▶ [Exercise requirements]
Repeat every record below exactly, but leave out any pictures.

▶ [Data shown]
-*-*-
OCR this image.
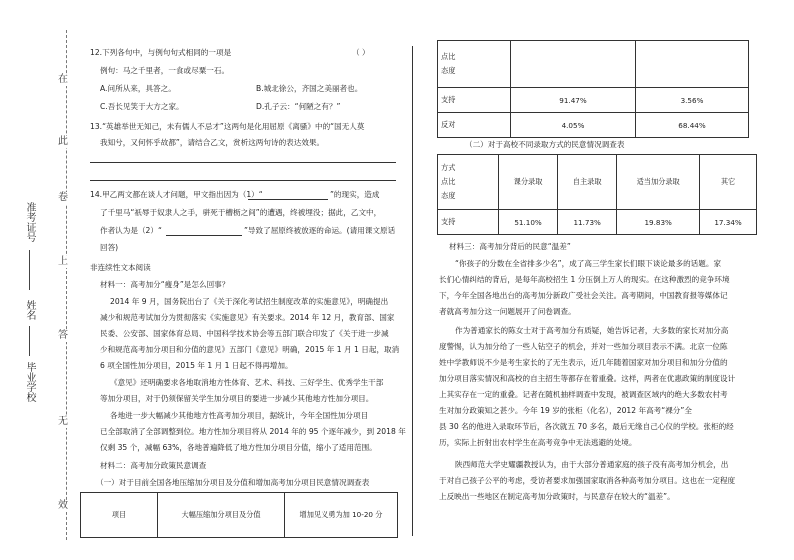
在
此
卷
上
答
无
效
准考证号
姓名
毕业学校
12.下列各句中，与例句句式相同的一项是	（ ）
例句：马之千里者，一食或尽粟一石。
A.问所从来，具答之。	B.城北徐公，齐国之美丽者也。
C.吾长见笑于大方之家。	D.孔子云：“何陋之有？”
13.“英雄举世无知己，未有儒人不忌才”这两句是化用屈原《离骚》中的“国无人莫
我知兮，又何怀乎故都”，请结合乙文，赏析这两句诗的表达效果。
14.甲乙两文都在谈人才问题，甲文指出因为（1）“	”的现实，造成
了千里马“祇辱于奴隶人之手，骈死于槽枥之间”的遭遇，终被埋没；据此，乙文中，
作者认为是（2）“	”导致了屈原终被放逐的命运。(请用课文原话
回答)
非连续性文本阅读
材料一：高考加分“瘦身”是怎么回事？
2014 年 9 月，国务院出台了《关于深化考试招生制度改革的实施意见》，明确提出
减少和规范考试加分为贯彻落实《实施意见》有关要求。2014 年 12 月，教育部、国家
民委、公安部、国家体育总局、中国科学技术协会等五部门联合印发了《关于进一步减
少和规范高考加分项目和分值的意见》五部门《意见》明确，2015 年 1 月 1 日起，取消
6 项全国性加分项目，2015 年 1 月 1 日起不得再增加。
《意见》还明确要求各地取消地方性体育、艺术、科技、三好学生、优秀学生干部
等加分项目，对于仍须保留关学生加分项目的要进一步减少其他地方性加分项目。
各地进一步大幅减少其他地方性高考加分项目，据统计，今年全国性加分项目
已全部取消了全部调整到位。地方性加分项目将从 2014 年的 95 个逐年减少，到 2018 年
仅剩 35 个，减幅 63%，各地普遍降低了地方性加分项目分值，缩小了适用范围。
材料二：高考加分政策民意调查
（一）对于目前全国各地压缩加分项目及分值和增加高考加分项目民意情况调查表
项目	大幅压缩加分项目及分值	增加见义勇为加 10-20 分
点比
态度		
支持	91.47%	3.56%
反对	4.05%	68.44%
（二）对于高校不同录取方式的民意情况调查表
方式
点比
态度	课分录取	自主录取	适当加分录取	其它
支持	51.10%	11.73%	19.83%	17.34%
材料三：高考加分背后的民意“温差”
“你孩子的分数在全省排多少名”，成了高三学生家长们眼下谈论最多的话题。家
长们心情纠结的背后，是每年高校招生 1 分压倒上万人的现实。在这种激烈的竞争环境
下，今年全国各地出台的高考加分新政广受社会关注。高考期间，中国教育报等媒体记
者就高考加分这一问题展开了问卷调查。
作为普通家长的陈女士对于高考加分有质疑，她告诉记者，大多数的家长对加分高
度警惕，认为加分给了一些人钻空子的机会，并对一些加分项目表示不满。北京一位陈
姓中学教师说不少是考生家长的了无生表示，近几年随着国家对加分项目和加分分值的
加分项目落实情况和高校的自主招生等都存在着重叠。这样，两者在优惠政策的制度设计
上其实存在一定的重叠。记者在随机抽样调查中发现，被调查区域内的绝大多数农村考
生对加分政策知之甚少。今年 19 岁的张柜（化名），2012 年高考“裸分”全
县 30 名的他进入录取环节后，各次就五 70 多名，最后无缘自己心仪的学校。张柜的经
历，实际上折射出农村学生在高考竞争中无法逃避的处境。
陕西师范大学史耀疆教授认为，由于大部分普通家庭的孩子没有高考加分机会，出
于对自己孩子公平的考虑，受访者要求加强国家取消各种高考加分项目。这也在一定程度
上反映出一些地区在制定高考加分政策时，与民意存在较大的“温差”。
-*-*-
▶ [Result below]
OCR this image.
在
此
卷
上
答
无
效
准考证号
姓名
毕业学校
12.下列各句中，与例句句式相同的一项是	（ ）
例句：马之千里者，一食或尽粟一石。
A.问所从来，具答之。	B.城北徐公，齐国之美丽者也。
C.吾长见笑于大方之家。	D.孔子云：“何陋之有？”
13.“英雄举世无知己，未有儒人不忌才”这两句是化用屈原《离骚》中的“国无人莫
我知兮，又何怀乎故都”，请结合乙文，赏析这两句诗的表达效果。
14.甲乙两文都在谈人才问题，甲文指出因为（1）“	”的现实，造成
了千里马“祇辱于奴隶人之手，骈死于槽枥之间”的遭遇，终被埋没；据此，乙文中，
作者认为是（2）“	”导致了屈原终被放逐的命运。(请用课文原话
回答)
非连续性文本阅读
材料一：高考加分“瘦身”是怎么回事？
2014 年 9 月，国务院出台了《关于深化考试招生制度改革的实施意见》，明确提出
减少和规范考试加分为贯彻落实《实施意见》有关要求。2014 年 12 月，教育部、国家
民委、公安部、国家体育总局、中国科学技术协会等五部门联合印发了《关于进一步减
少和规范高考加分项目和分值的意见》五部门《意见》明确，2015 年 1 月 1 日起，取消
6 项全国性加分项目，2015 年 1 月 1 日起不得再增加。
《意见》还明确要求各地取消地方性体育、艺术、科技、三好学生、优秀学生干部
等加分项目，对于仍须保留关学生加分项目的要进一步减少其他地方性加分项目。
各地进一步大幅减少其他地方性高考加分项目，据统计，今年全国性加分项目
已全部取消了全部调整到位。地方性加分项目将从 2014 年的 95 个逐年减少，到 2018 年
仅剩 35 个，减幅 63%，各地普遍降低了地方性加分项目分值，缩小了适用范围。
材料二：高考加分政策民意调查
（一）对于目前全国各地压缩加分项目及分值和增加高考加分项目民意情况调查表
项目	大幅压缩加分项目及分值	增加见义勇为加 10-20 分
点比
态度		
支持	91.47%	3.56%
反对	4.05%	68.44%
（二）对于高校不同录取方式的民意情况调查表
方式
点比
态度	课分录取	自主录取	适当加分录取	其它
支持	51.10%	11.73%	19.83%	17.34%
材料三：高考加分背后的民意“温差”
“你孩子的分数在全省排多少名”，成了高三学生家长们眼下谈论最多的话题。家
长们心情纠结的背后，是每年高校招生 1 分压倒上万人的现实。在这种激烈的竞争环境
下，今年全国各地出台的高考加分新政广受社会关注。高考期间，中国教育报等媒体记
者就高考加分这一问题展开了问卷调查。
作为普通家长的陈女士对于高考加分有质疑，她告诉记者，大多数的家长对加分高
度警惕，认为加分给了一些人钻空子的机会，并对一些加分项目表示不满。北京一位陈
姓中学教师说不少是考生家长的了无生表示，近几年随着国家对加分项目和加分分值的
加分项目落实情况和高校的自主招生等都存在着重叠。这样，两者在优惠政策的制度设计
上其实存在一定的重叠。记者在随机抽样调查中发现，被调查区域内的绝大多数农村考
生对加分政策知之甚少。今年 19 岁的张柜（化名），2012 年高考“裸分”全
县 30 名的他进入录取环节后，各次就五 70 多名，最后无缘自己心仪的学校。张柜的经
历，实际上折射出农村学生在高考竞争中无法逃避的处境。
陕西师范大学史耀疆教授认为，由于大部分普通家庭的孩子没有高考加分机会，出
于对自己孩子公平的考虑，受访者要求加强国家取消各种高考加分项目。这也在一定程度
上反映出一些地区在制定高考加分政策时，与民意存在较大的“温差”。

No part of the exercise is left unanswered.